[WHAT THE TASK ASKS] Give the entries again, word for word.
• • • •
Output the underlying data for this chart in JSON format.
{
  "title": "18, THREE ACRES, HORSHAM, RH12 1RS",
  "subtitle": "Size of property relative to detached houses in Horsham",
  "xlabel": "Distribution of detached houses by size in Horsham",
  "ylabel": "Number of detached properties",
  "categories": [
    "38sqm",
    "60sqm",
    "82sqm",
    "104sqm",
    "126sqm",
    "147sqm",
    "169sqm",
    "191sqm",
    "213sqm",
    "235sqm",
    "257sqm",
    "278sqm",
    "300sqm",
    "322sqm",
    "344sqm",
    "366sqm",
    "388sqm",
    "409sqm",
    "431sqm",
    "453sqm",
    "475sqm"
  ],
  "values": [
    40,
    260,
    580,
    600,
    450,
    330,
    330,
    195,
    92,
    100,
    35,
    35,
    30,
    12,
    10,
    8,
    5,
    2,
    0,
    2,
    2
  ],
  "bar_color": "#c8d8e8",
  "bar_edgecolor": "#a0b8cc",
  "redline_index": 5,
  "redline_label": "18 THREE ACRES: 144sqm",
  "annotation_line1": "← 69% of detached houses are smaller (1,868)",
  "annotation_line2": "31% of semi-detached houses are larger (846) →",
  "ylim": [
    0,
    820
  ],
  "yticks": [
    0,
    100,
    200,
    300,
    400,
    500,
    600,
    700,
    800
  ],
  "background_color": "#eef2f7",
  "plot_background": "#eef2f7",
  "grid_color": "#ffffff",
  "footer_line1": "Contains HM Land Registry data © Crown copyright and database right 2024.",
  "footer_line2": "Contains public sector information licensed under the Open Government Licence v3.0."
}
• • • •
[RESPONSE]
Output the underlying data for this chart in JSON format.
{
  "title": "18, THREE ACRES, HORSHAM, RH12 1RS",
  "subtitle": "Size of property relative to detached houses in Horsham",
  "xlabel": "Distribution of detached houses by size in Horsham",
  "ylabel": "Number of detached properties",
  "categories": [
    "38sqm",
    "60sqm",
    "82sqm",
    "104sqm",
    "126sqm",
    "147sqm",
    "169sqm",
    "191sqm",
    "213sqm",
    "235sqm",
    "257sqm",
    "278sqm",
    "300sqm",
    "322sqm",
    "344sqm",
    "366sqm",
    "388sqm",
    "409sqm",
    "431sqm",
    "453sqm",
    "475sqm"
  ],
  "values": [
    40,
    260,
    580,
    600,
    450,
    330,
    330,
    195,
    92,
    100,
    35,
    35,
    30,
    12,
    10,
    8,
    5,
    2,
    0,
    2,
    2
  ],
  "bar_color": "#c8d8e8",
  "bar_edgecolor": "#a0b8cc",
  "redline_index": 5,
  "redline_label": "18 THREE ACRES: 144sqm",
  "annotation_line1": "← 69% of detached houses are smaller (1,868)",
  "annotation_line2": "31% of semi-detached houses are larger (846) →",
  "ylim": [
    0,
    820
  ],
  "yticks": [
    0,
    100,
    200,
    300,
    400,
    500,
    600,
    700,
    800
  ],
  "background_color": "#eef2f7",
  "plot_background": "#eef2f7",
  "grid_color": "#ffffff",
  "footer_line1": "Contains HM Land Registry data © Crown copyright and database right 2024.",
  "footer_line2": "Contains public sector information licensed under the Open Government Licence v3.0."
}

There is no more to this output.